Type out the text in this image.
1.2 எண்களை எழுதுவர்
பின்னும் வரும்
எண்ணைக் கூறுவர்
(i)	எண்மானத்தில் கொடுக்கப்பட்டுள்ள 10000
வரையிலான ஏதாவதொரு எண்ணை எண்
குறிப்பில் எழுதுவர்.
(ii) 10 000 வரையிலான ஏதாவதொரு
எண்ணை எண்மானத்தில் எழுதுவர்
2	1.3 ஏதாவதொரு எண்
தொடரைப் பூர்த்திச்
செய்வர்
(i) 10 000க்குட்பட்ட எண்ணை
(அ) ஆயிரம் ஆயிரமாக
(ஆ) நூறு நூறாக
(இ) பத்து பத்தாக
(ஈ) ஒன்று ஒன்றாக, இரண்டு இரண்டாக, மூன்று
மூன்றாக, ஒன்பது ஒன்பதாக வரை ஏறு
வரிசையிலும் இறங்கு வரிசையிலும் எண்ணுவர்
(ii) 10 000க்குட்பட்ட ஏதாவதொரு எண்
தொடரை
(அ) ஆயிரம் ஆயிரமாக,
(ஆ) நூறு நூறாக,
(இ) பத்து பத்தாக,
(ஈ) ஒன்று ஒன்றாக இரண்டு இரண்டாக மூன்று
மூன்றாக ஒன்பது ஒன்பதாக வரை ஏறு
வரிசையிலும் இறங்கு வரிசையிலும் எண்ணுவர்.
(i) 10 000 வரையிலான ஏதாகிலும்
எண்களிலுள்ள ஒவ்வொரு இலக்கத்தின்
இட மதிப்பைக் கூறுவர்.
____
SET EXERCISE – Copy the material above back out, exactly as written.

WRITTEN RESPONSE –
Type out the text in this image.
1.2 எண்களை எழுதுவர்
பின்னும் வரும்
எண்ணைக் கூறுவர்
(i)	எண்மானத்தில் கொடுக்கப்பட்டுள்ள 10000
வரையிலான ஏதாவதொரு எண்ணை எண்
குறிப்பில் எழுதுவர்.
(ii) 10 000 வரையிலான ஏதாவதொரு
எண்ணை எண்மானத்தில் எழுதுவர்
2	1.3 ஏதாவதொரு எண்
தொடரைப் பூர்த்திச்
செய்வர்
(i) 10 000க்குட்பட்ட எண்ணை
(அ) ஆயிரம் ஆயிரமாக
(ஆ) நூறு நூறாக
(இ) பத்து பத்தாக
(ஈ) ஒன்று ஒன்றாக, இரண்டு இரண்டாக, மூன்று
மூன்றாக, ஒன்பது ஒன்பதாக வரை ஏறு
வரிசையிலும் இறங்கு வரிசையிலும் எண்ணுவர்
(ii) 10 000க்குட்பட்ட ஏதாவதொரு எண்
தொடரை
(அ) ஆயிரம் ஆயிரமாக,
(ஆ) நூறு நூறாக,
(இ) பத்து பத்தாக,
(ஈ) ஒன்று ஒன்றாக இரண்டு இரண்டாக மூன்று
மூன்றாக ஒன்பது ஒன்பதாக வரை ஏறு
வரிசையிலும் இறங்கு வரிசையிலும் எண்ணுவர்.
(i) 10 000 வரையிலான ஏதாகிலும்
எண்களிலுள்ள ஒவ்வொரு இலக்கத்தின்
இட மதிப்பைக் கூறுவர்.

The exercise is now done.